_TO DO_
Retype all material exactly. Pictures stay out of the copy.
◇ ◇ ◇ ◇
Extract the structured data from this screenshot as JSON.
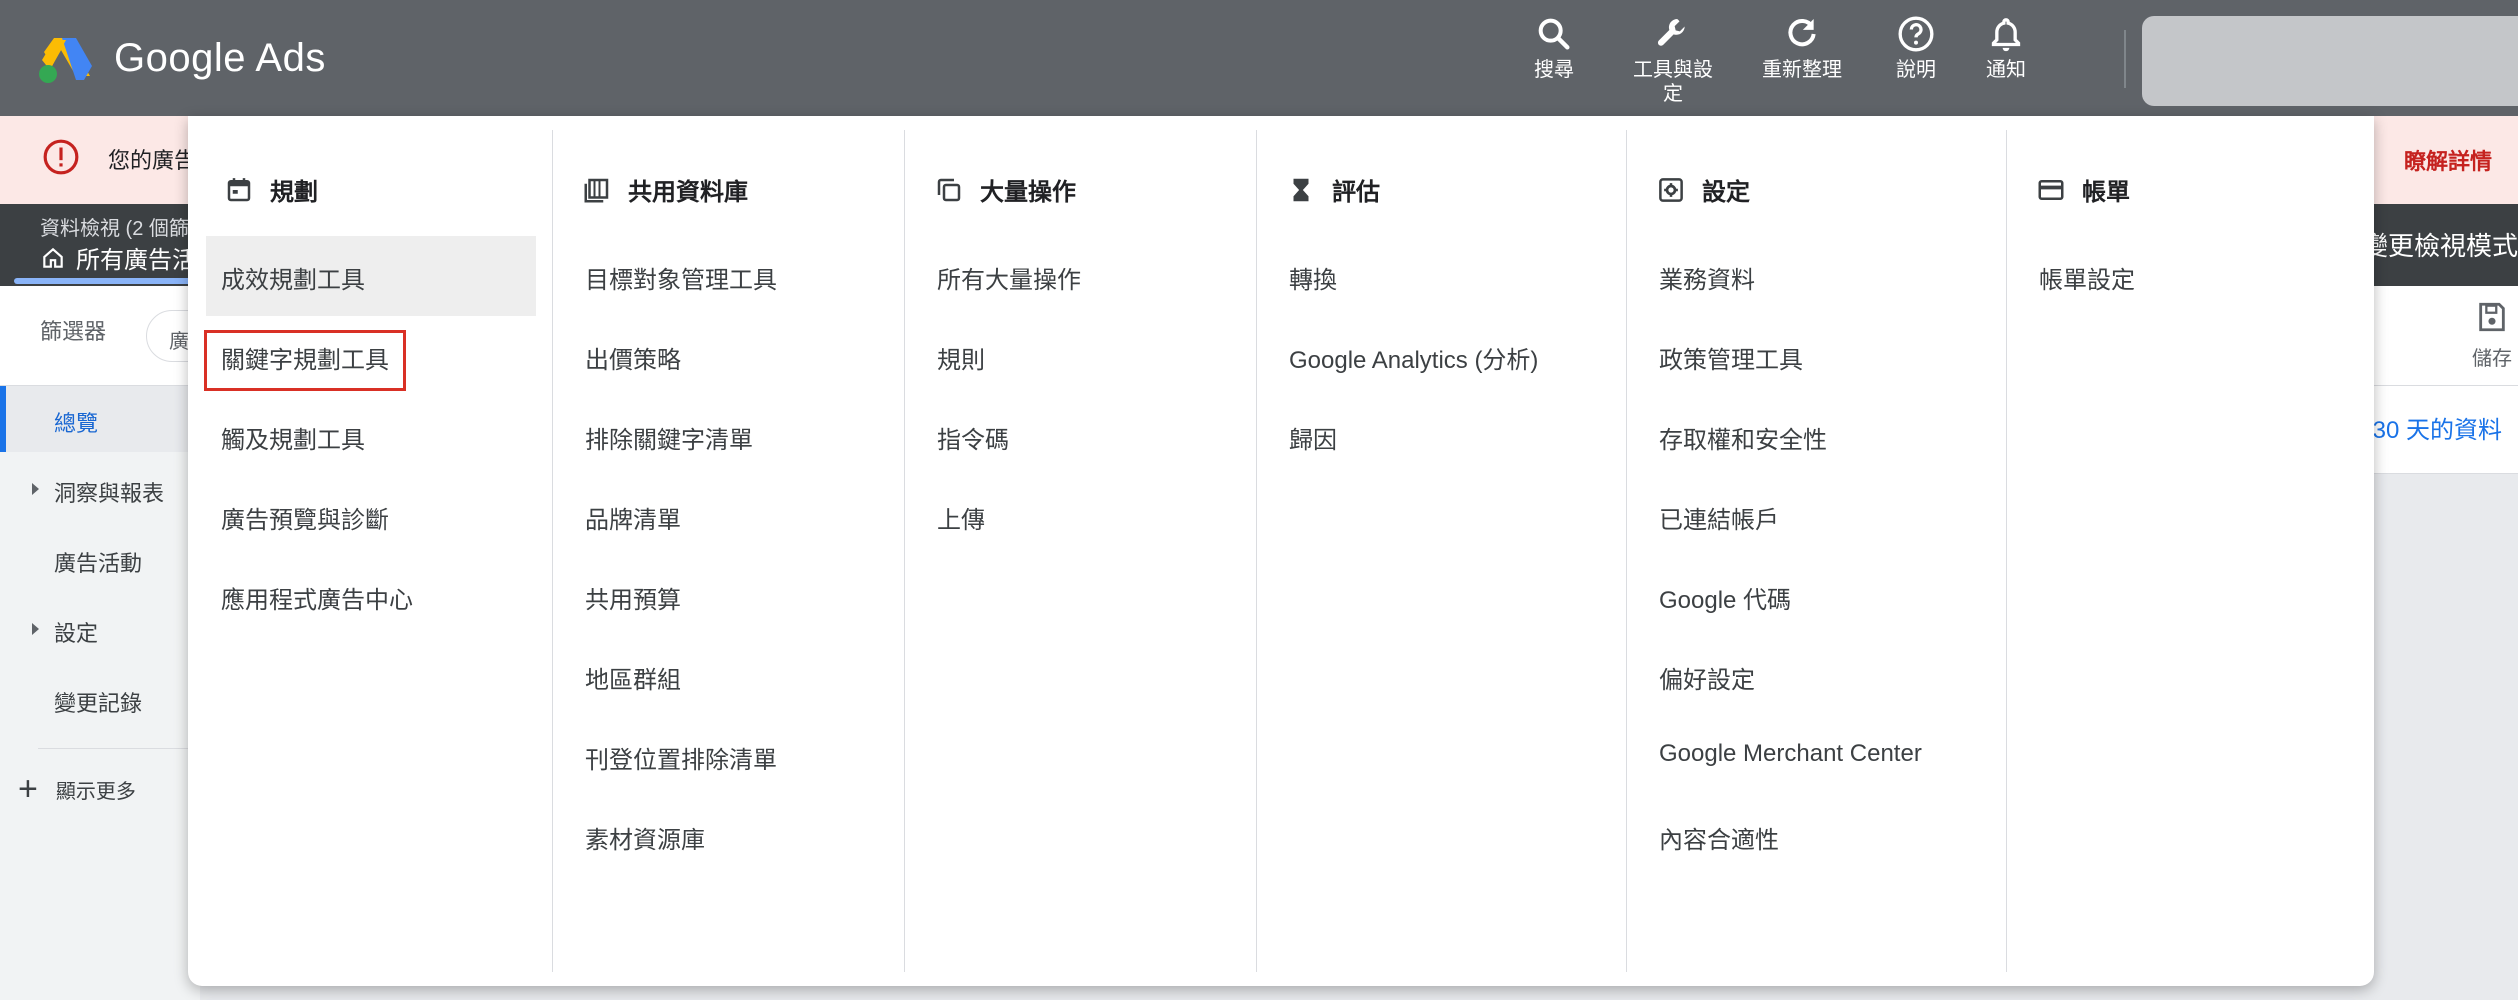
{
  "topbar": {
    "brand": "Google Ads",
    "tools": [
      {
        "label": "搜尋",
        "icon": "search-icon"
      },
      {
        "label": "工具與設定",
        "icon": "wrench-icon"
      },
      {
        "label": "重新整理",
        "icon": "refresh-icon"
      },
      {
        "label": "說明",
        "icon": "help-icon"
      },
      {
        "label": "通知",
        "icon": "bell-icon"
      }
    ]
  },
  "alert": {
    "text": "您的廣告",
    "link": "瞭解詳情"
  },
  "subbar": {
    "small": "資料檢視 (2 個篩",
    "main": "所有廣告活",
    "right": "變更檢視模式"
  },
  "filterbar": {
    "label": "篩選器",
    "chip": "廣",
    "save": "儲存",
    "date": "30 天的資料"
  },
  "leftnav": {
    "items": [
      {
        "label": "總覽"
      },
      {
        "label": "洞察與報表"
      },
      {
        "label": "廣告活動"
      },
      {
        "label": "設定"
      },
      {
        "label": "變更記錄"
      }
    ],
    "more": "顯示更多"
  },
  "menu": {
    "columns": [
      {
        "heading": "規劃",
        "icon": "calendar-icon",
        "items": [
          "成效規劃工具",
          "關鍵字規劃工具",
          "觸及規劃工具",
          "廣告預覽與診斷",
          "應用程式廣告中心"
        ]
      },
      {
        "heading": "共用資料庫",
        "icon": "library-icon",
        "items": [
          "目標對象管理工具",
          "出價策略",
          "排除關鍵字清單",
          "品牌清單",
          "共用預算",
          "地區群組",
          "刊登位置排除清單",
          "素材資源庫"
        ]
      },
      {
        "heading": "大量操作",
        "icon": "copy-icon",
        "items": [
          "所有大量操作",
          "規則",
          "指令碼",
          "上傳"
        ]
      },
      {
        "heading": "評估",
        "icon": "hourglass-icon",
        "items": [
          "轉換",
          "Google Analytics (分析)",
          "歸因"
        ]
      },
      {
        "heading": "設定",
        "icon": "settings-icon",
        "items": [
          "業務資料",
          "政策管理工具",
          "存取權和安全性",
          "已連結帳戶",
          "Google 代碼",
          "偏好設定",
          "Google Merchant Center",
          "內容合適性"
        ]
      },
      {
        "heading": "帳單",
        "icon": "credit-card-icon",
        "items": [
          "帳單設定"
        ]
      }
    ]
  }
}
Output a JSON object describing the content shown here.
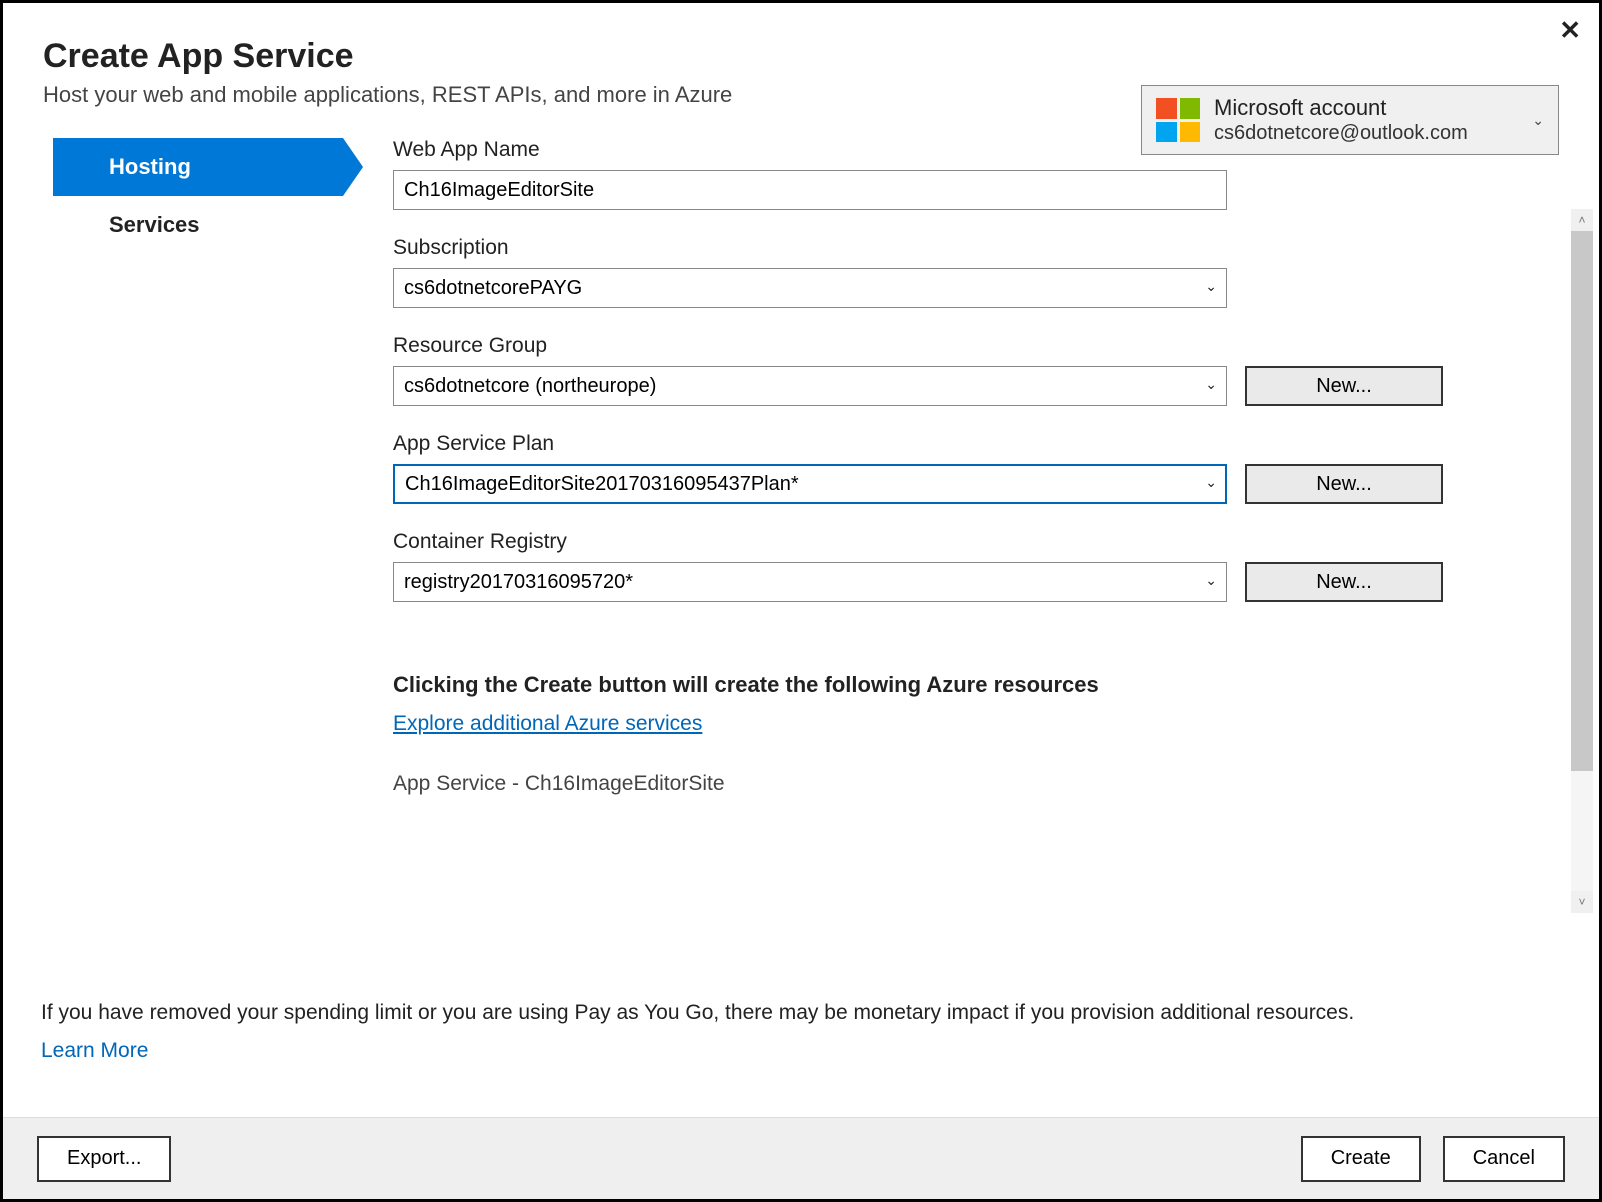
{
  "dialog": {
    "title": "Create App Service",
    "subtitle": "Host your web and mobile applications, REST APIs, and more in Azure"
  },
  "account": {
    "provider": "Microsoft account",
    "email": "cs6dotnetcore@outlook.com"
  },
  "tabs": {
    "hosting": "Hosting",
    "services": "Services"
  },
  "form": {
    "webAppName": {
      "label": "Web App Name",
      "value": "Ch16ImageEditorSite"
    },
    "subscription": {
      "label": "Subscription",
      "value": "cs6dotnetcorePAYG"
    },
    "resourceGroup": {
      "label": "Resource Group",
      "value": "cs6dotnetcore (northeurope)",
      "newLabel": "New..."
    },
    "appServicePlan": {
      "label": "App Service Plan",
      "value": "Ch16ImageEditorSite20170316095437Plan*",
      "newLabel": "New..."
    },
    "containerRegistry": {
      "label": "Container Registry",
      "value": "registry20170316095720*",
      "newLabel": "New..."
    }
  },
  "summary": {
    "heading": "Clicking the Create button will create the following Azure resources",
    "link": "Explore additional Azure services",
    "partial": "App Service - Ch16ImageEditorSite"
  },
  "footer": {
    "warning": "If you have removed your spending limit or you are using Pay as You Go, there may be monetary impact if you provision additional resources.",
    "learnMore": "Learn More",
    "export": "Export...",
    "create": "Create",
    "cancel": "Cancel"
  }
}
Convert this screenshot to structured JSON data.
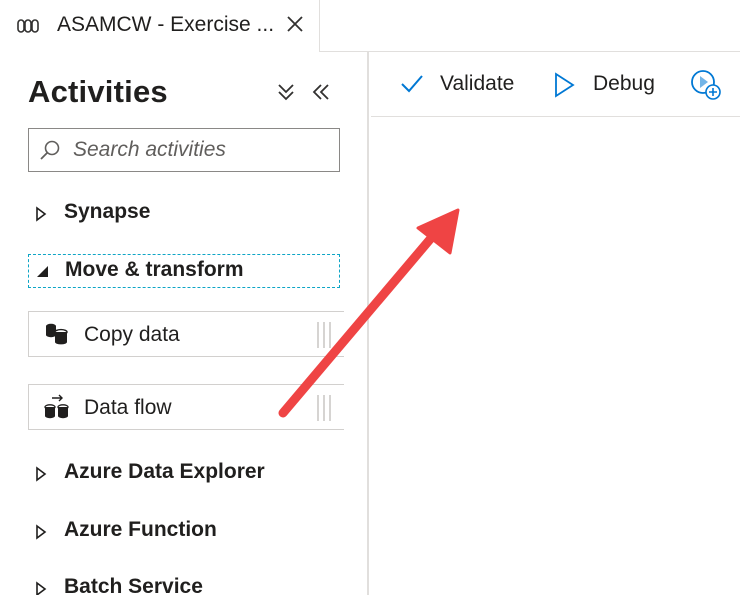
{
  "tab": {
    "title": "ASAMCW - Exercise ...",
    "icon": "pipeline-icon",
    "close_icon": "close-icon"
  },
  "activities": {
    "title": "Activities",
    "collapse_all_icon": "double-chevron-down-icon",
    "collapse_pane_icon": "double-chevron-left-icon",
    "search_placeholder": "Search activities",
    "categories": [
      {
        "label": "Synapse",
        "expanded": false
      },
      {
        "label": "Move & transform",
        "expanded": true,
        "focused": true,
        "items": [
          {
            "label": "Copy data",
            "icon": "copy-data-icon"
          },
          {
            "label": "Data flow",
            "icon": "data-flow-icon"
          }
        ]
      },
      {
        "label": "Azure Data Explorer",
        "expanded": false
      },
      {
        "label": "Azure Function",
        "expanded": false
      },
      {
        "label": "Batch Service",
        "expanded": false
      }
    ]
  },
  "toolbar": {
    "validate_label": "Validate",
    "validate_icon": "checkmark-icon",
    "debug_label": "Debug",
    "debug_icon": "play-icon",
    "trigger_icon": "add-trigger-icon"
  },
  "colors": {
    "accent": "#0078d4",
    "focus_outline": "#0ea5c6",
    "annotation_arrow": "#ef4444"
  }
}
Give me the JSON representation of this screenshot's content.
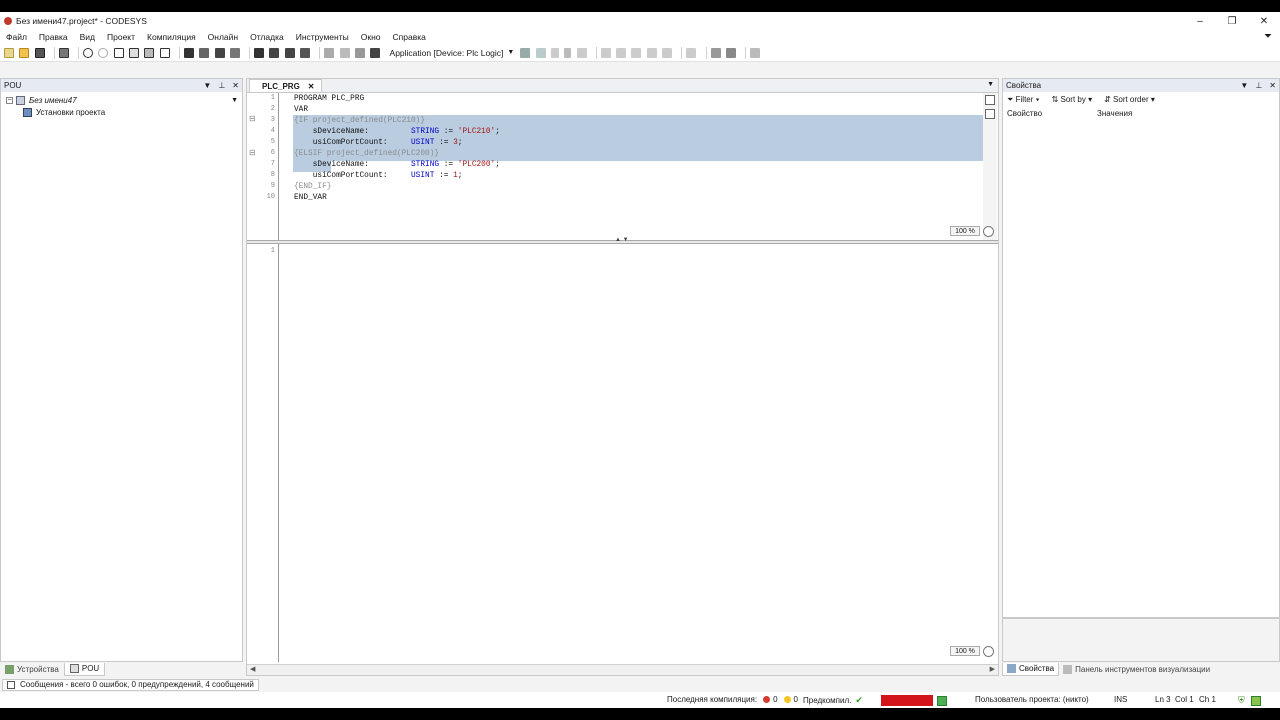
◇ ◇ ◇ ◇
_RESPONSE_
Extract the structured data from this screenshot as JSON.
{
  "topbar": {
    "brand": "Google Ads",
    "tools": [
      {
        "label": "搜尋",
        "icon": "search-icon"
      },
      {
        "label": "工具與設定",
        "icon": "wrench-icon"
      },
      {
        "label": "重新整理",
        "icon": "refresh-icon"
      },
      {
        "label": "說明",
        "icon": "help-icon"
      },
      {
        "label": "通知",
        "icon": "bell-icon"
      }
    ]
  },
  "alert": {
    "text": "您的廣告",
    "link": "瞭解詳情"
  },
  "subbar": {
    "small": "資料檢視 (2 個篩",
    "main": "所有廣告活",
    "right": "變更檢視模式"
  },
  "filterbar": {
    "label": "篩選器",
    "chip": "廣",
    "save": "儲存",
    "date": "30 天的資料"
  },
  "leftnav": {
    "items": [
      {
        "label": "總覽"
      },
      {
        "label": "洞察與報表"
      },
      {
        "label": "廣告活動"
      },
      {
        "label": "設定"
      },
      {
        "label": "變更記錄"
      }
    ],
    "more": "顯示更多"
  },
  "menu": {
    "columns": [
      {
        "heading": "規劃",
        "icon": "calendar-icon",
        "items": [
          "成效規劃工具",
          "關鍵字規劃工具",
          "觸及規劃工具",
          "廣告預覽與診斷",
          "應用程式廣告中心"
        ]
      },
      {
        "heading": "共用資料庫",
        "icon": "library-icon",
        "items": [
          "目標對象管理工具",
          "出價策略",
          "排除關鍵字清單",
          "品牌清單",
          "共用預算",
          "地區群組",
          "刊登位置排除清單",
          "素材資源庫"
        ]
      },
      {
        "heading": "大量操作",
        "icon": "copy-icon",
        "items": [
          "所有大量操作",
          "規則",
          "指令碼",
          "上傳"
        ]
      },
      {
        "heading": "評估",
        "icon": "hourglass-icon",
        "items": [
          "轉換",
          "Google Analytics (分析)",
          "歸因"
        ]
      },
      {
        "heading": "設定",
        "icon": "settings-icon",
        "items": [
          "業務資料",
          "政策管理工具",
          "存取權和安全性",
          "已連結帳戶",
          "Google 代碼",
          "偏好設定",
          "Google Merchant Center",
          "內容合適性"
        ]
      },
      {
        "heading": "帳單",
        "icon": "credit-card-icon",
        "items": [
          "帳單設定"
        ]
      }
    ]
  }
}
Output a JSON object describing the content shown here.
{
  "dialog": {
    "title": "Create App Service",
    "subtitle": "Host your web and mobile applications, REST APIs, and more in Azure"
  },
  "account": {
    "provider": "Microsoft account",
    "email": "cs6dotnetcore@outlook.com"
  },
  "tabs": {
    "hosting": "Hosting",
    "services": "Services"
  },
  "form": {
    "webAppName": {
      "label": "Web App Name",
      "value": "Ch16ImageEditorSite"
    },
    "subscription": {
      "label": "Subscription",
      "value": "cs6dotnetcorePAYG"
    },
    "resourceGroup": {
      "label": "Resource Group",
      "value": "cs6dotnetcore (northeurope)",
      "newLabel": "New..."
    },
    "appServicePlan": {
      "label": "App Service Plan",
      "value": "Ch16ImageEditorSite20170316095437Plan*",
      "newLabel": "New..."
    },
    "containerRegistry": {
      "label": "Container Registry",
      "value": "registry20170316095720*",
      "newLabel": "New..."
    }
  },
  "summary": {
    "heading": "Clicking the Create button will create the following Azure resources",
    "link": "Explore additional Azure services",
    "partial": "App Service - Ch16ImageEditorSite"
  },
  "footer": {
    "warning": "If you have removed your spending limit or you are using Pay as You Go, there may be monetary impact if you provision additional resources.",
    "learnMore": "Learn More",
    "export": "Export...",
    "create": "Create",
    "cancel": "Cancel"
  }
}
Convert this screenshot to structured JSON data.
{
  "tab": {
    "title": "ASAMCW - Exercise ...",
    "icon": "pipeline-icon",
    "close_icon": "close-icon"
  },
  "activities": {
    "title": "Activities",
    "collapse_all_icon": "double-chevron-down-icon",
    "collapse_pane_icon": "double-chevron-left-icon",
    "search_placeholder": "Search activities",
    "categories": [
      {
        "label": "Synapse",
        "expanded": false
      },
      {
        "label": "Move & transform",
        "expanded": true,
        "focused": true,
        "items": [
          {
            "label": "Copy data",
            "icon": "copy-data-icon"
          },
          {
            "label": "Data flow",
            "icon": "data-flow-icon"
          }
        ]
      },
      {
        "label": "Azure Data Explorer",
        "expanded": false
      },
      {
        "label": "Azure Function",
        "expanded": false
      },
      {
        "label": "Batch Service",
        "expanded": false
      }
    ]
  },
  "toolbar": {
    "validate_label": "Validate",
    "validate_icon": "checkmark-icon",
    "debug_label": "Debug",
    "debug_icon": "play-icon",
    "trigger_icon": "add-trigger-icon"
  },
  "colors": {
    "accent": "#0078d4",
    "focus_outline": "#0ea5c6",
    "annotation_arrow": "#ef4444"
  }
}
Give me the JSON representation of this screenshot's content.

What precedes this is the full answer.